AI has moved from experimentation to executive mandate. Across industries, competitive pressure and rising user expectations are encouraging leaders to embed AI into core workflows, increase automation, improve efficiency and accelerate delivery. Competitive pressure drives innovation, and technology leaders and practitioners are finding new ways to meet rising demands. Enter: agentic AI systems that can reason, plan and act with autonomy.
However, they also recognize that autonomy introduces new attack surfaces, operational risks and governance challenges. And a certain level of caution is healthy, especially as Gartner predicts that, through 2029, 50% of successful attacks against AI agents will exploit access control issues via direct or indirect prompt injection.
Which leads to a fork in the road: Do organizations build walls around agentic AI or open the doors to broader collaboration?
As with any revolutionary technology, like Linux or Kubernetes, building the best, most secure AI agents requires community-driven innovation. Leveraging a breadth of contributors across hyperscalers, startups, financial services, healthcare, government and beyond, brings broader, more diverse peer review, and faster vulnerability discovery. Additionally, open collaboration distributes oversight across global engineering communities, rather than concentrating responsibility inside a single vendor.
As agents become embedded in critical systems, this collaborative model becomes essential. There is no doubt that AI agents will be powerful technology tools – instead, it’s a question of how to make sure organizations can trust that technology.
Scrutiny over secrecy
Autonomous systems tend to amplify small flaws. Little problems can turn into big problems when an agent retrieves incomplete context, misinterprets permissions or interacts with unstable infrastructure. If the design, retrieval pipelines, and operational logic behind an agent are opaque, determining the source of those failures becomes significantly slower and more difficult.
When building agentic systems, always lead with the assumption that vulnerabilities will surface, data may not be agent-ready, and real-world implementation will differ from the theoretical. No technology is perfect, and there will be gaps. However, in a closed environment, speed to visibility and remediation is often slower given limited internal visibility and resources.

» **YOUR TASK**
Rewrite the part of the passage on agentic AI that opens with the words containing "When building agentic" and closes with "visibility and resources.", swapping "closed environment" for "proprietary environment".

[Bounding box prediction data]
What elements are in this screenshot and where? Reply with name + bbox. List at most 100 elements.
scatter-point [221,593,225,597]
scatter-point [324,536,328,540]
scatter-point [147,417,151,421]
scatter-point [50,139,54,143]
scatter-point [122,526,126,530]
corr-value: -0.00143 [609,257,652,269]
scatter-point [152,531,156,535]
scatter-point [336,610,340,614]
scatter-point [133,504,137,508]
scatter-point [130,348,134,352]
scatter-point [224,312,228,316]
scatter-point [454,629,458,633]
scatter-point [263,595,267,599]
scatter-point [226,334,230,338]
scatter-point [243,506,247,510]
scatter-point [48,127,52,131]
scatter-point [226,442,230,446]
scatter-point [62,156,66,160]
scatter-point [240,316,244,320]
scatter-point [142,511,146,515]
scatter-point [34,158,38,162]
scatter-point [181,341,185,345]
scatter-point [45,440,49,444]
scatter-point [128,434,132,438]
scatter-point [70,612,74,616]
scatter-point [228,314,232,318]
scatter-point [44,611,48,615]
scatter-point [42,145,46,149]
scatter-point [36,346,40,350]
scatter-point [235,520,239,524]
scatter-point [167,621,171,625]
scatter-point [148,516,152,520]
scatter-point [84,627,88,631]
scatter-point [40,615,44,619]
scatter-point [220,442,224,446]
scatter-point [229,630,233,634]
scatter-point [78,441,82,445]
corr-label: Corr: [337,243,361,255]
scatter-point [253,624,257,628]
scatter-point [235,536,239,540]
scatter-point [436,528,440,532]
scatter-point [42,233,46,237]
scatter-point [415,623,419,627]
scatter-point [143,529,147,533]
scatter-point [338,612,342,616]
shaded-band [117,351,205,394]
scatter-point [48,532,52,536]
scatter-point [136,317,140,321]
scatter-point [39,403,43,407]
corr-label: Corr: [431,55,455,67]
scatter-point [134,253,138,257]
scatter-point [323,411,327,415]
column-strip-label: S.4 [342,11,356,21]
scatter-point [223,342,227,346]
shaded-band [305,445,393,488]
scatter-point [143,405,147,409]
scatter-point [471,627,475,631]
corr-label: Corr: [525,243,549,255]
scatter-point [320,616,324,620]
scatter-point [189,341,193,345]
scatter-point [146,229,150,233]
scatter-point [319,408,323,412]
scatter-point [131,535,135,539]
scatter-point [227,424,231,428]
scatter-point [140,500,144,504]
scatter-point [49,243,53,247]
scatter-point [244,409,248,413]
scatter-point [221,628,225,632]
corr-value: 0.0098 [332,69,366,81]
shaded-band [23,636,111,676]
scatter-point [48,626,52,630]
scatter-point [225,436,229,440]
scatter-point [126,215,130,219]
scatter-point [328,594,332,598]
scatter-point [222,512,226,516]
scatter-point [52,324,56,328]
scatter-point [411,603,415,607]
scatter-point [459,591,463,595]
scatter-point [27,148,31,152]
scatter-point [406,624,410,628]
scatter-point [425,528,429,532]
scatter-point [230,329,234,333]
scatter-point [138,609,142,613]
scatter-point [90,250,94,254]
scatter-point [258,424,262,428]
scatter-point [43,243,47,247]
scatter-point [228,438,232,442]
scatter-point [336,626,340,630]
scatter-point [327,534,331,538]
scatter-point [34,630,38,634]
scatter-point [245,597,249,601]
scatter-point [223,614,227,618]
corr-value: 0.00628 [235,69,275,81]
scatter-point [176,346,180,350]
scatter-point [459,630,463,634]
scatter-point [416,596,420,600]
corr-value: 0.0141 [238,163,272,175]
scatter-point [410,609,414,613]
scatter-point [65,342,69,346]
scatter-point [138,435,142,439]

» **RESPONSE BELOW**
When building agentic systems, always lead with the assumption that vulnerabilities will surface, data may not be agent-ready, and real-world implementation will differ from the theoretical. No technology is perfect, and there will be gaps. However, in a proprietary environment, speed to visibility and remediation is often slower given limited internal visibility and resources.